▶ _Problem requirements_:
Filter the records below and copy every line containing the word "Interweb".

(Data excerpts)
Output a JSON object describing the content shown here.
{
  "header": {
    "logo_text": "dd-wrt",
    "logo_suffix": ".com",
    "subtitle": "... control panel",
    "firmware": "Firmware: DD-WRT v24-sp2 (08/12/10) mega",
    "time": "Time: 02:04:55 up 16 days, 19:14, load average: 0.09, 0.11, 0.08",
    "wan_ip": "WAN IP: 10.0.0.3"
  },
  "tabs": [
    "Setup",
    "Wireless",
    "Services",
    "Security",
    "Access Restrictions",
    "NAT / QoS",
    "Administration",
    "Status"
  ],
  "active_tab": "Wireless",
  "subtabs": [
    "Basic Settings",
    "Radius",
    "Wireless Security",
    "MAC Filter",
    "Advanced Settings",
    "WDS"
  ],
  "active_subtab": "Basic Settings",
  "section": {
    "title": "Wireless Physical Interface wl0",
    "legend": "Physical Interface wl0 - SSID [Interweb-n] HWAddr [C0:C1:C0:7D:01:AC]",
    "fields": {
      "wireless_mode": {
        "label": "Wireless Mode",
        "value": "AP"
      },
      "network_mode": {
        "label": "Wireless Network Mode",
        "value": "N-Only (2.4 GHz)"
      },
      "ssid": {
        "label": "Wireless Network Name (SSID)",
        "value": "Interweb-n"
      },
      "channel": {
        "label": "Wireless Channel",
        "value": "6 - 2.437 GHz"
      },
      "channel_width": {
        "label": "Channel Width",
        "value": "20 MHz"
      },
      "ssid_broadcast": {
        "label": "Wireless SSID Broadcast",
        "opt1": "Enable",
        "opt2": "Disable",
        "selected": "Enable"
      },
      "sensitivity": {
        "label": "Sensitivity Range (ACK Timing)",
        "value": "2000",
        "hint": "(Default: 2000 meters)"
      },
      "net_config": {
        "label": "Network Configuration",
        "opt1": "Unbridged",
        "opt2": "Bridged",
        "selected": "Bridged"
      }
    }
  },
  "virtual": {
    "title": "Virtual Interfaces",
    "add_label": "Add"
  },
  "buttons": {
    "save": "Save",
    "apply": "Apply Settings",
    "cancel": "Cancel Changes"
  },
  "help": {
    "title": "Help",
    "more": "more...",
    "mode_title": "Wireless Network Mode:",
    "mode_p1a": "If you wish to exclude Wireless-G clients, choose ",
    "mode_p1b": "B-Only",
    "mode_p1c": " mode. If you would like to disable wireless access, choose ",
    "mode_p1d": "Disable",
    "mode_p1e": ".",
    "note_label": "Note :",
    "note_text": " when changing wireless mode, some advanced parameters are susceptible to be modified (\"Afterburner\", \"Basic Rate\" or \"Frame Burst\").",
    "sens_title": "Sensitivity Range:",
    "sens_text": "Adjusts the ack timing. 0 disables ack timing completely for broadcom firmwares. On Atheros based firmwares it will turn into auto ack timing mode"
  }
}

▶ _Task output_:
    "legend": "Physical Interface wl0 - SSID [Interweb-n] HWAddr [C0:C1:C0:7D:01:AC]",
        "value": "Interweb-n"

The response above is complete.